- Quoted text:
────────

Iran has benefited from the collapse of the former Soviet Union. It has brought nuclear experts, obtained nuclear equipment, machinery, and technology through various means, and established relations with some [former Soviet Union] states, which helped it develop its armament programs, including nuclear armament. Iranian officials have been keen on emphasizing that Iran cannot ignore the importance of the nuclear aspect of factors connected with its national security and its strategic role in the region, particularly as some neighboring countries are trying to acquire nuclear weapons. Iranian officials are trying to follow the Zionist policy of surrounding their nuclear program with ambiguity and of continuously hinting that it is for peaceful purposes. In 1992 Iran submitted to some international pressure and permitted IAEA officials to visit its nuclear installations. It also affirmed its adherence to the 1968 Nuclear Non-Proliferation Treaty [NPT], which it ratified in 1970.
Observers say that Iran is striving to develop its nuclear program for reasons connected with strengthening its regional position and defending its national security. They add that Iran is thus responding to what they call Iraq's nuclear program. The Iranians realize that the US military presence in the Arab Gulf is not confined to monitoring "Iraq's military activity but also Iran's military activity" and that the US administration opposes Iran's attempt to possess nuclear weapons. Although IAEA reports affirm that Iran continues to adhere to the NPT, CIA reports indicate the opposite. The launching of the Shehab-3 missile has caused apprehension among the Americans, some of whom believe that Iran is capable of acquiring a nuclear weapon and cast doubt on the IAEA reports.

────────

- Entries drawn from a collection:
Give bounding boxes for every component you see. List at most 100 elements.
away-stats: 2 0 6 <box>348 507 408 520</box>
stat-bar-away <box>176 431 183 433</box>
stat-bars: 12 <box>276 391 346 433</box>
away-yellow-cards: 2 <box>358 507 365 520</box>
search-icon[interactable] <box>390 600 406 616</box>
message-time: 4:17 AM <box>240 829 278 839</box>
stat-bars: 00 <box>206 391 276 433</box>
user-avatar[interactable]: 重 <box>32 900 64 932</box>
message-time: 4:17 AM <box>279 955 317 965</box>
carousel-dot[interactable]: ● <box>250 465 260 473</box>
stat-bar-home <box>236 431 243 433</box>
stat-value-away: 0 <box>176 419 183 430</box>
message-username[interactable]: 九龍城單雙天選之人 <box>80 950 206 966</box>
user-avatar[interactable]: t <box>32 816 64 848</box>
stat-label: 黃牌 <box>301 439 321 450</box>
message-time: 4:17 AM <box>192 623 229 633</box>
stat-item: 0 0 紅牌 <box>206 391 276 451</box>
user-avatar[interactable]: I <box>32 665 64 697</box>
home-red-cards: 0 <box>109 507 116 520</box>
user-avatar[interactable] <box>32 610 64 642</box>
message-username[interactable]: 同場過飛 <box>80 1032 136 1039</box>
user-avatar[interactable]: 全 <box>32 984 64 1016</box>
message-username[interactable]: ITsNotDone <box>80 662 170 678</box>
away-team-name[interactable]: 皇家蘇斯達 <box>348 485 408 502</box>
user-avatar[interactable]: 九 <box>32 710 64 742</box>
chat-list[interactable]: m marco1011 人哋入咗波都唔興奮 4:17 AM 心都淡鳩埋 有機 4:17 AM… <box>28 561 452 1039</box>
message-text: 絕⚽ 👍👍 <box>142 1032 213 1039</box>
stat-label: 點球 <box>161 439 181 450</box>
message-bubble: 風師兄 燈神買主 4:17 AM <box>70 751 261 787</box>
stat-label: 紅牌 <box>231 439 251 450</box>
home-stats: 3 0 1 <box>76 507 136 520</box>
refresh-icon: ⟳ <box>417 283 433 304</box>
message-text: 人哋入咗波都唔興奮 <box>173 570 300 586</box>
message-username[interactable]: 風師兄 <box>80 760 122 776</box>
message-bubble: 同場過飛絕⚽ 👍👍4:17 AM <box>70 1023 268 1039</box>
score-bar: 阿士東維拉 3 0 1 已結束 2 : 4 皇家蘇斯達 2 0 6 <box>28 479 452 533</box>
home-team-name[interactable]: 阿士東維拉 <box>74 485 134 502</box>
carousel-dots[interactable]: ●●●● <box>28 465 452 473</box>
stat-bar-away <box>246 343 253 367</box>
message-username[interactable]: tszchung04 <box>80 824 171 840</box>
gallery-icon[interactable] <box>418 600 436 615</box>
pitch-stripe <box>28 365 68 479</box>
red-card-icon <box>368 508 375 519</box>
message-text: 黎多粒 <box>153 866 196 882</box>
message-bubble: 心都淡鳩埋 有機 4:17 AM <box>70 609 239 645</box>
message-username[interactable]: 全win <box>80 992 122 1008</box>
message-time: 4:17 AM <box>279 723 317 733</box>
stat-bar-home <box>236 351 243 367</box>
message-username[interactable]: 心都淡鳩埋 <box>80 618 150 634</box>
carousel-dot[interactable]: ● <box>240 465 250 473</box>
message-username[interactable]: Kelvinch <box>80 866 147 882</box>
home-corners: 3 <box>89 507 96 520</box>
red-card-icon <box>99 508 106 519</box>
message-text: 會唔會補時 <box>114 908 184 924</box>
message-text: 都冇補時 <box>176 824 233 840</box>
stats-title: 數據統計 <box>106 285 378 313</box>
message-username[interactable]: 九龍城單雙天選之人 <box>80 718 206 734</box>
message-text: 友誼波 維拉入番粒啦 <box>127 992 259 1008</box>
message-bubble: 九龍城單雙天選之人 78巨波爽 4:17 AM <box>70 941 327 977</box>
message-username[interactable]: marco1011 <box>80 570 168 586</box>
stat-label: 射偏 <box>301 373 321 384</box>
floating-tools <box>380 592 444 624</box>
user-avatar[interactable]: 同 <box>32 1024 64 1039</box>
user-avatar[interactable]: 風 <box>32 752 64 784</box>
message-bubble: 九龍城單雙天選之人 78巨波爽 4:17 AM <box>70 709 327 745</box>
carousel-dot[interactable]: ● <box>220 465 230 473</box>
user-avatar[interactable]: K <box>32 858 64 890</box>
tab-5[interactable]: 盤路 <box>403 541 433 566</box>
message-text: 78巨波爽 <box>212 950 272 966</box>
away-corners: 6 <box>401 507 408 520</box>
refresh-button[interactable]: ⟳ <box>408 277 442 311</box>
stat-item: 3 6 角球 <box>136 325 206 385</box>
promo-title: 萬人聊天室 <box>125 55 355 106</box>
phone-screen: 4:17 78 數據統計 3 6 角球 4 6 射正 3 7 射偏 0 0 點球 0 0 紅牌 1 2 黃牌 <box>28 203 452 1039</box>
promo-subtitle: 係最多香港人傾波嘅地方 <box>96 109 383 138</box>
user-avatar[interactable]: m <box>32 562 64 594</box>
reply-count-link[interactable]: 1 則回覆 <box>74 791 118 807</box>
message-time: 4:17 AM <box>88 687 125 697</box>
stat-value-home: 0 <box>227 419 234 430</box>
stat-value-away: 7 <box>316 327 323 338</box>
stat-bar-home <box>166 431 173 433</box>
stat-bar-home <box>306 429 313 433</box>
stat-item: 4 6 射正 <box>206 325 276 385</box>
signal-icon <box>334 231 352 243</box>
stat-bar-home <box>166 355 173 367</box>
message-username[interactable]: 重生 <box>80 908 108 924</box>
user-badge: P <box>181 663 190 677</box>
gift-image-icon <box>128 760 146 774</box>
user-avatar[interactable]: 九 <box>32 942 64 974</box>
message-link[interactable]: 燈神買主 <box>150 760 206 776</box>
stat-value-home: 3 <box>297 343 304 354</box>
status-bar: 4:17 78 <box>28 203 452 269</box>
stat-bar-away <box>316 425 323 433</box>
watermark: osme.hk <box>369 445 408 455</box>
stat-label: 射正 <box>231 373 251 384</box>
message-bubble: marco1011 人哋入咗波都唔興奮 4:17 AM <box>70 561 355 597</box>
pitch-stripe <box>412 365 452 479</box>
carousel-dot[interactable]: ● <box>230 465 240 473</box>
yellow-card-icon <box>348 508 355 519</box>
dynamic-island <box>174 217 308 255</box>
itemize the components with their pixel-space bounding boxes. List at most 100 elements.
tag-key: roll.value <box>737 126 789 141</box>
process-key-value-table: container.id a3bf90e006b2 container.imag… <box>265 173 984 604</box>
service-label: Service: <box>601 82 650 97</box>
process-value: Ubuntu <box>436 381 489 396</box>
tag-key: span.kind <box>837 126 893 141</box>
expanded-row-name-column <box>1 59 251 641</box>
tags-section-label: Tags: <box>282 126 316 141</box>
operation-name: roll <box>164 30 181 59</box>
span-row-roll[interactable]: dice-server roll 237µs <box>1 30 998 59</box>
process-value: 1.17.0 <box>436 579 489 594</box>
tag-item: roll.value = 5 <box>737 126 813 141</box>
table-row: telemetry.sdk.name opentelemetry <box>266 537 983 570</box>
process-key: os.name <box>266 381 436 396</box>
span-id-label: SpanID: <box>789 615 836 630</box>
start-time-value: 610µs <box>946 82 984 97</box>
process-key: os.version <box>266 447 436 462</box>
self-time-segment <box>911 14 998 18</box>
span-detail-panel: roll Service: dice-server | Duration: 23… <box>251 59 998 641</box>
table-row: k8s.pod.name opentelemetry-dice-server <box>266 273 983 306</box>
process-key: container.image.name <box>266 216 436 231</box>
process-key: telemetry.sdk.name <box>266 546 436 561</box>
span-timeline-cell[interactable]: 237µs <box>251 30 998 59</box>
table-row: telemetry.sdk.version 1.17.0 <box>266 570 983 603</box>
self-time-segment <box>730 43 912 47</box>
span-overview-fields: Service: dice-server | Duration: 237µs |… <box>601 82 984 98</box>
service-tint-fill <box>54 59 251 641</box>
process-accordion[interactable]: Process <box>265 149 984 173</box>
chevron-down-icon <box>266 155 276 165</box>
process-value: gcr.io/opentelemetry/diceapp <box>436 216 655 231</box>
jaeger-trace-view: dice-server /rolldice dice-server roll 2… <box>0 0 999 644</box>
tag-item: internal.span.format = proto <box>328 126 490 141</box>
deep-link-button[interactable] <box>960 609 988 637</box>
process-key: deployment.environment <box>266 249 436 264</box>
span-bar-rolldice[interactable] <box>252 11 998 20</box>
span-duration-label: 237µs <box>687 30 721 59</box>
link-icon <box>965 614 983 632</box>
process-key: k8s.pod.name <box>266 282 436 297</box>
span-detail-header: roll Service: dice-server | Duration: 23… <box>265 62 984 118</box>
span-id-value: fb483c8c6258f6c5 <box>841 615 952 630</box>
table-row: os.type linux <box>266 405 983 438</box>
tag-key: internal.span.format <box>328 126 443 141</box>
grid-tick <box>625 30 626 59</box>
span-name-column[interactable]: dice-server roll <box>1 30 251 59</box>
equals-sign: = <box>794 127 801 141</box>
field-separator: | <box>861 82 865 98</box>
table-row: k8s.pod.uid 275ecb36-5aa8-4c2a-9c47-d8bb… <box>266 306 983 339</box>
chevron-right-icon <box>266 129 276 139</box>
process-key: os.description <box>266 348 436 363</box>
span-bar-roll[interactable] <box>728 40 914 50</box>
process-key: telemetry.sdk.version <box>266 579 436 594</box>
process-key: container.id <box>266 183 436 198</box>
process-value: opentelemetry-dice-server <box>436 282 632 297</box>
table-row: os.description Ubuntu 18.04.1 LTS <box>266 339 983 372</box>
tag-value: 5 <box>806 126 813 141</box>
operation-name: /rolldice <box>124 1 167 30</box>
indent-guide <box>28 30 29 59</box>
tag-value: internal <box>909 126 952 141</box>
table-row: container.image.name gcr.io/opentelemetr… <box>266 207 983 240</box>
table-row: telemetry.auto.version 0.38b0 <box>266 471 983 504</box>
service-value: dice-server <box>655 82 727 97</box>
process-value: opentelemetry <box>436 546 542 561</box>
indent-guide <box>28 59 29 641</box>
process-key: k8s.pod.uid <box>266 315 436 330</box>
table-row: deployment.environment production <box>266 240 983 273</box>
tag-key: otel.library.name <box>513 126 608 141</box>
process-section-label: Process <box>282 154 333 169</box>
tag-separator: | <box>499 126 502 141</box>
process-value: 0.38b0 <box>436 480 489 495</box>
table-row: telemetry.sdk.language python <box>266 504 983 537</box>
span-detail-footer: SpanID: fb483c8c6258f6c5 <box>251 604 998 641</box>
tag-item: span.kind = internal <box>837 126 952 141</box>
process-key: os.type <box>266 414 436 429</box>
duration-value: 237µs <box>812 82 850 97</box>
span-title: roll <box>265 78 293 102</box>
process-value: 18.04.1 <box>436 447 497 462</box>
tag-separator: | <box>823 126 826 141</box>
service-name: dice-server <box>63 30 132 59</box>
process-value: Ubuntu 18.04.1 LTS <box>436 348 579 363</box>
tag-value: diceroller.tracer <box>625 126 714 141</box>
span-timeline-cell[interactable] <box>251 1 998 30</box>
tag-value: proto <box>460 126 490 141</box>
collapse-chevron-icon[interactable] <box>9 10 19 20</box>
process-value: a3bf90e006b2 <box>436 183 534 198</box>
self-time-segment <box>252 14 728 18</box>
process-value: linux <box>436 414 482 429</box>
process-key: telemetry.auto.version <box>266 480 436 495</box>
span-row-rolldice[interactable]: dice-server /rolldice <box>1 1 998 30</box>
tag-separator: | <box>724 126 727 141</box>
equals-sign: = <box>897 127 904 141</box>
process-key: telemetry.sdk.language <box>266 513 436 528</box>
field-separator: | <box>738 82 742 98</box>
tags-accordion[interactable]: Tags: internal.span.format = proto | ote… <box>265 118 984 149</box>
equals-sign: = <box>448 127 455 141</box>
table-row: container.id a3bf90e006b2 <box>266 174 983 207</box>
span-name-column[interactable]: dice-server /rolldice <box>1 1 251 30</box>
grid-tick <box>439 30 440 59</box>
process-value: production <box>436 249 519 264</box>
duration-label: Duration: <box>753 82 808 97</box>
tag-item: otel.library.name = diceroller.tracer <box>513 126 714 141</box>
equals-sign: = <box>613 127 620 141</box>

────────

- Instructions:
[1] According to the passage on Iran's nuclear program, in what year did Iran ratify the Nuclear Non-Proliferation Treaty?
[2] Reproduce the passage on Iran's nuclear program starting at "Observers say that" and ending at "the IAEA reports.".
The rows bear no relation to the passage on Iran's nuclear program.

- Solutions in order:
[1] 1970

[2]
Observers say that Iran is striving to develop its nuclear program for reasons connected with strengthening its regional position and defending its national security. They add that Iran is thus responding to what they call Iraq's nuclear program. The Iranians realize that the US military presence in the Arab Gulf is not confined to monitoring "Iraq's military activity but also Iran's military activity" and that the US administration opposes Iran's attempt to possess nuclear weapons. Although IAEA reports affirm that Iran continues to adhere to the NPT, CIA reports indicate the opposite. The launching of the Shehab-3 missile has caused apprehension among the Americans, some of whom believe that Iran is capable of acquiring a nuclear weapon and cast doubt on the IAEA reports.